Direction> The records below hold pictures; please leave those out and retype the rest exactly.

##### Record excerpts

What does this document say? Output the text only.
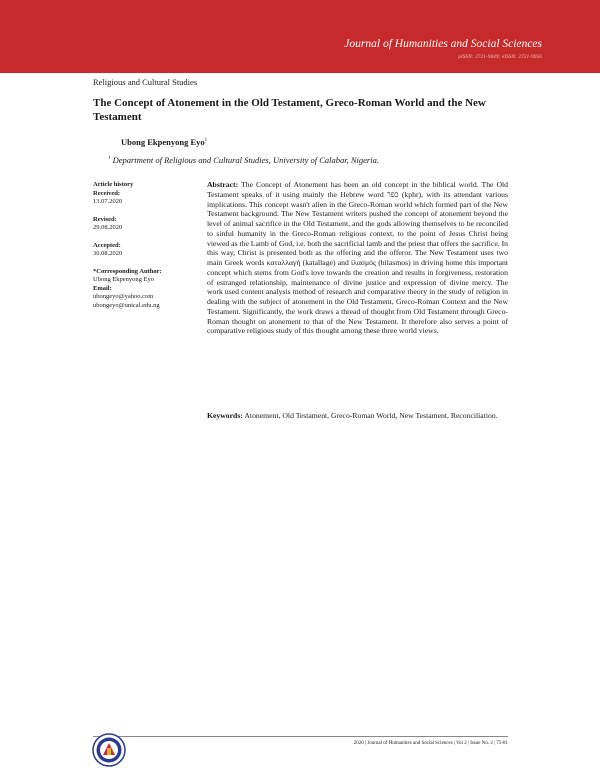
Journal of Humanities and Social Sciences
pISSN: 2721-9049; eISSN: 2721-9056
Religious and Cultural Studies
The Concept of Atonement in the Old Testament, Greco-Roman World and the New Testament
Ubong Ekpenyong Eyo$^1$
$^1$ Department of Religious and Cultural Studies, University of Calabar, Nigeria.
Article history
Received:
13.07.2020
Revised:
29.08.2020
Accepted:
30.08.2020
*Corresponding Author:
Ubong Ekpenyong Eyo
Email:
ubongeyo@yahoo.com
ubongeyo@unical.edu.ng

Abstract: The Concept of Atonement has been an old concept in the biblical world. The Old Testament speaks of it using mainly the Hebrew word כפר (kphr), with its attendant various implications. This concept wasn't alien in the Greco-Roman world which formed part of the New Testament background. The New Testament writers pushed the concept of atonement beyond the level of animal sacrifice in the Old Testament, and the gods allowing themselves to be reconciled to sinful humanity in the Greco-Roman religious context, to the point of Jesus Christ being viewed as the Lamb of God, i.e. both the sacrificial lamb and the priest that offers the sacrifice. In this way, Christ is presented both as the offering and the offeror. The New Testament uses two main Greek words καταλλαγή (katallage) and ἱλασμός (hilasmos) in driving home this important concept which stems from God's love towards the creation and results in forgiveness, restoration of estranged relationship, maintenance of divine justice and expression of divine mercy. The work used content analysis method of research and comparative theory in the study of religion in dealing with the subject of atonement in the Old Testament, Greco-Roman Context and the New Testament. Significantly, the work draws a thread of thought from Old Testament through Greco-Roman thought on atonement to that of the New Testament. It therefore also serves a point of comparative religious study of this thought among these three world views.

Keywords: Atonement, Old Testament, Greco-Roman World, New Testament, Reconciliation.

2020 | Journal of Humanities and Social Sciences | Vol 2 | Issue No. 2 | 75-81
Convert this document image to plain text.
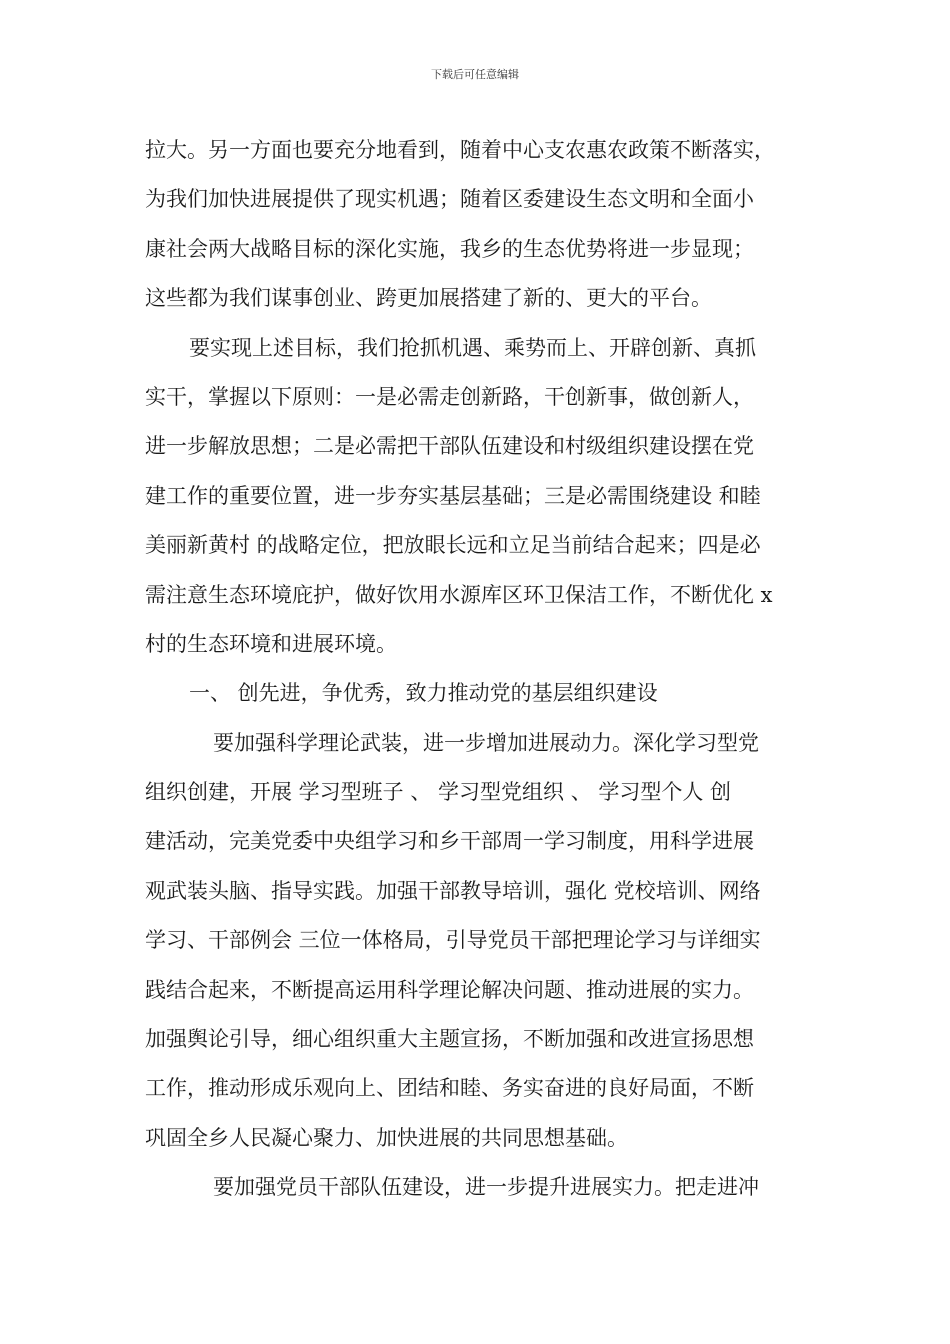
下载后可任意编辑
拉大。另一方面也要充分地看到，随着中心支农惠农政策不断落实，
为我们加快进展提供了现实机遇；随着区委建设生态文明和全面小
康社会两大战略目标的深化实施，我乡的生态优势将进一步显现；
这些都为我们谋事创业、跨更加展搭建了新的、更大的平台。
要实现上述目标，我们抢抓机遇、乘势而上、开辟创新、真抓
实干，掌握以下原则：一是必需走创新路，干创新事，做创新人，
进一步解放思想；二是必需把干部队伍建设和村级组织建设摆在党
建工作的重要位置，进一步夯实基层基础；三是必需围绕建设 和睦
美丽新黄村 的战略定位，把放眼长远和立足当前结合起来；四是必
需注意生态环境庇护，做好饮用水源库区环卫保洁工作，不断优化 x
村的生态环境和进展环境。
一、 创先进，争优秀，致力推动党的基层组织建设
要加强科学理论武装，进一步增加进展动力。深化学习型党
组织创建，开展 学习型班子 、 学习型党组织 、 学习型个人 创
建活动，完美党委中央组学习和乡干部周一学习制度，用科学进展
观武装头脑、指导实践。加强干部教导培训，强化 党校培训、网络
学习、干部例会 三位一体格局，引导党员干部把理论学习与详细实
践结合起来，不断提高运用科学理论解决问题、推动进展的实力。
加强舆论引导，细心组织重大主题宣扬，不断加强和改进宣扬思想
工作，推动形成乐观向上、团结和睦、务实奋进的良好局面，不断
巩固全乡人民凝心聚力、加快进展的共同思想基础。
要加强党员干部队伍建设，进一步提升进展实力。把走进冲
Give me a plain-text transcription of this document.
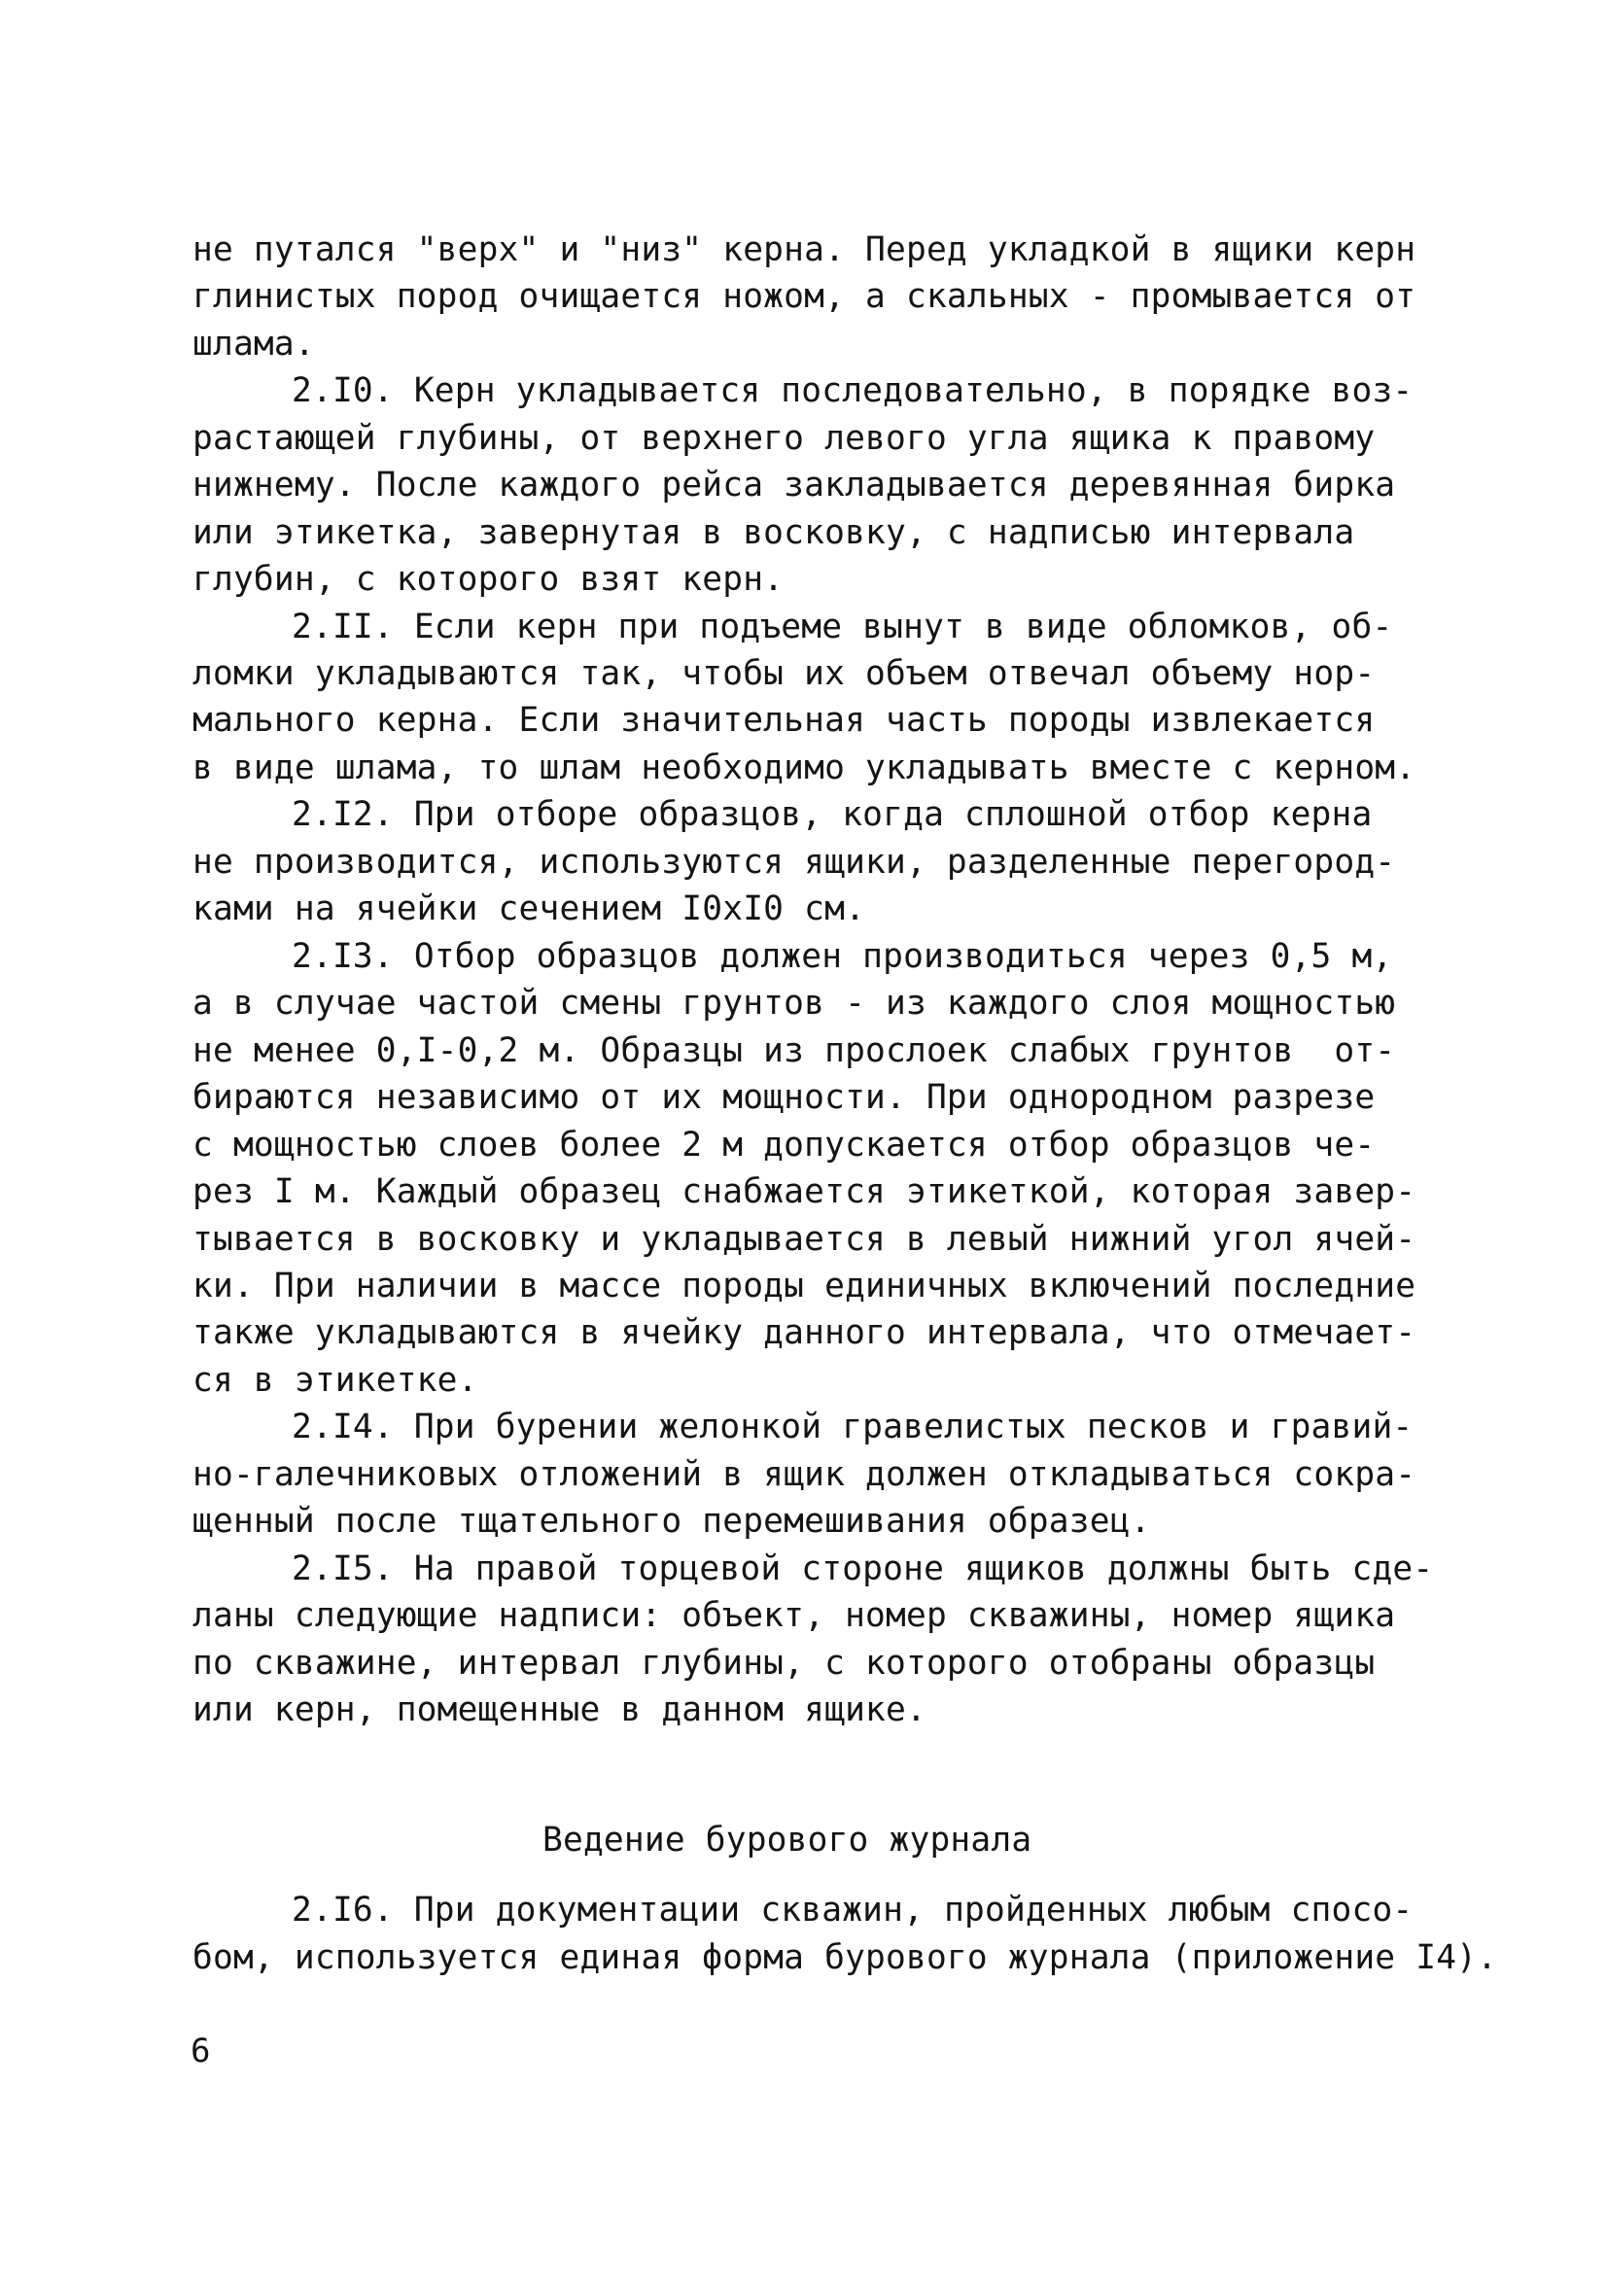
не путался "верх" и "низ" керна. Перед укладкой в ящики керн
глинистых пород очищается ножом, а скальных - промывается от
шлама.
2.I0. Керн укладывается последовательно, в порядке воз-
растающей глубины, от верхнего левого угла ящика к правому
нижнему. После каждого рейса закладывается деревянная бирка
или этикетка, завернутая в восковку, с надписью интервала
глубин, с которого взят керн.
2.II. Если керн при подъеме вынут в виде обломков, об-
ломки укладываются так, чтобы их объем отвечал объему нор-
мального керна. Если значительная часть породы извлекается
в виде шлама, то шлам необходимо укладывать вместе с керном.
2.I2. При отборе образцов, когда сплошной отбор керна
не производится, используются ящики, разделенные перегород-
ками на ячейки сечением I0хI0 см.
2.I3. Отбор образцов должен производиться через 0,5 м,
а в случае частой смены грунтов - из каждого слоя мощностью
не менее 0,I-0,2 м. Образцы из прослоек слабых грунтов  от-
бираются независимо от их мощности. При однородном разрезе
с мощностью слоев более 2 м допускается отбор образцов че-
рез I м. Каждый образец снабжается этикеткой, которая завер-
тывается в восковку и укладывается в левый нижний угол ячей-
ки. При наличии в массе породы единичных включений последние
также укладываются в ячейку данного интервала, что отмечает-
ся в этикетке.
2.I4. При бурении желонкой гравелистых песков и гравий-
но-галечниковых отложений в ящик должен откладываться сокра-
щенный после тщательного перемешивания образец.
2.I5. На правой торцевой стороне ящиков должны быть сде-
ланы следующие надписи: объект, номер скважины, номер ящика
по скважине, интервал глубины, с которого отобраны образцы
или керн, помещенные в данном ящике.
Ведение бурового журнала
2.I6. При документации скважин, пройденных любым спосо-
бом, используется единая форма бурового журнала (приложение I4).
6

##########

Task output>
What does this document say? Output the text only.
Journal of Humanities and Social Sciences
pISSN: 2721-9049; eISSN: 2721-9056
Religious and Cultural Studies
The Concept of Atonement in the Old Testament, Greco-Roman World and the New Testament
Ubong Ekpenyong Eyo$^1$
$^1$ Department of Religious and Cultural Studies, University of Calabar, Nigeria.
Article history
Received:
13.07.2020
Revised:
29.08.2020
Accepted:
30.08.2020
*Corresponding Author:
Ubong Ekpenyong Eyo
Email:
ubongeyo@yahoo.com
ubongeyo@unical.edu.ng

Abstract: The Concept of Atonement has been an old concept in the biblical world. The Old Testament speaks of it using mainly the Hebrew word כפר (kphr), with its attendant various implications. This concept wasn't alien in the Greco-Roman world which formed part of the New Testament background. The New Testament writers pushed the concept of atonement beyond the level of animal sacrifice in the Old Testament, and the gods allowing themselves to be reconciled to sinful humanity in the Greco-Roman religious context, to the point of Jesus Christ being viewed as the Lamb of God, i.e. both the sacrificial lamb and the priest that offers the sacrifice. In this way, Christ is presented both as the offering and the offeror. The New Testament uses two main Greek words καταλλαγή (katallage) and ἱλασμός (hilasmos) in driving home this important concept which stems from God's love towards the creation and results in forgiveness, restoration of estranged relationship, maintenance of divine justice and expression of divine mercy. The work used content analysis method of research and comparative theory in the study of religion in dealing with the subject of atonement in the Old Testament, Greco-Roman Context and the New Testament. Significantly, the work draws a thread of thought from Old Testament through Greco-Roman thought on atonement to that of the New Testament. It therefore also serves a point of comparative religious study of this thought among these three world views.

Keywords: Atonement, Old Testament, Greco-Roman World, New Testament, Reconciliation.

2020 | Journal of Humanities and Social Sciences | Vol 2 | Issue No. 2 | 75-81
Convert this document image to plain text.
下载后可任意编辑
拉大。另一方面也要充分地看到，随着中心支农惠农政策不断落实，
为我们加快进展提供了现实机遇；随着区委建设生态文明和全面小
康社会两大战略目标的深化实施，我乡的生态优势将进一步显现；
这些都为我们谋事创业、跨更加展搭建了新的、更大的平台。
要实现上述目标，我们抢抓机遇、乘势而上、开辟创新、真抓
实干，掌握以下原则：一是必需走创新路，干创新事，做创新人，
进一步解放思想；二是必需把干部队伍建设和村级组织建设摆在党
建工作的重要位置，进一步夯实基层基础；三是必需围绕建设 和睦
美丽新黄村 的战略定位，把放眼长远和立足当前结合起来；四是必
需注意生态环境庇护，做好饮用水源库区环卫保洁工作，不断优化 x
村的生态环境和进展环境。
一、 创先进，争优秀，致力推动党的基层组织建设
要加强科学理论武装，进一步增加进展动力。深化学习型党
组织创建，开展 学习型班子 、 学习型党组织 、 学习型个人 创
建活动，完美党委中央组学习和乡干部周一学习制度，用科学进展
观武装头脑、指导实践。加强干部教导培训，强化 党校培训、网络
学习、干部例会 三位一体格局，引导党员干部把理论学习与详细实
践结合起来，不断提高运用科学理论解决问题、推动进展的实力。
加强舆论引导，细心组织重大主题宣扬，不断加强和改进宣扬思想
工作，推动形成乐观向上、团结和睦、务实奋进的良好局面，不断
巩固全乡人民凝心聚力、加快进展的共同思想基础。
要加强党员干部队伍建设，进一步提升进展实力。把走进冲
Give me a plain-text transcription of this document.
не путался "верх" и "низ" керна. Перед укладкой в ящики керн
глинистых пород очищается ножом, а скальных - промывается от
шлама.
2.I0. Керн укладывается последовательно, в порядке воз-
растающей глубины, от верхнего левого угла ящика к правому
нижнему. После каждого рейса закладывается деревянная бирка
или этикетка, завернутая в восковку, с надписью интервала
глубин, с которого взят керн.
2.II. Если керн при подъеме вынут в виде обломков, об-
ломки укладываются так, чтобы их объем отвечал объему нор-
мального керна. Если значительная часть породы извлекается
в виде шлама, то шлам необходимо укладывать вместе с керном.
2.I2. При отборе образцов, когда сплошной отбор керна
не производится, используются ящики, разделенные перегород-
ками на ячейки сечением I0хI0 см.
2.I3. Отбор образцов должен производиться через 0,5 м,
а в случае частой смены грунтов - из каждого слоя мощностью
не менее 0,I-0,2 м. Образцы из прослоек слабых грунтов  от-
бираются независимо от их мощности. При однородном разрезе
с мощностью слоев более 2 м допускается отбор образцов че-
рез I м. Каждый образец снабжается этикеткой, которая завер-
тывается в восковку и укладывается в левый нижний угол ячей-
ки. При наличии в массе породы единичных включений последние
также укладываются в ячейку данного интервала, что отмечает-
ся в этикетке.
2.I4. При бурении желонкой гравелистых песков и гравий-
но-галечниковых отложений в ящик должен откладываться сокра-
щенный после тщательного перемешивания образец.
2.I5. На правой торцевой стороне ящиков должны быть сде-
ланы следующие надписи: объект, номер скважины, номер ящика
по скважине, интервал глубины, с которого отобраны образцы
или керн, помещенные в данном ящике.
Ведение бурового журнала
2.I6. При документации скважин, пройденных любым спосо-
бом, используется единая форма бурового журнала (приложение I4).
6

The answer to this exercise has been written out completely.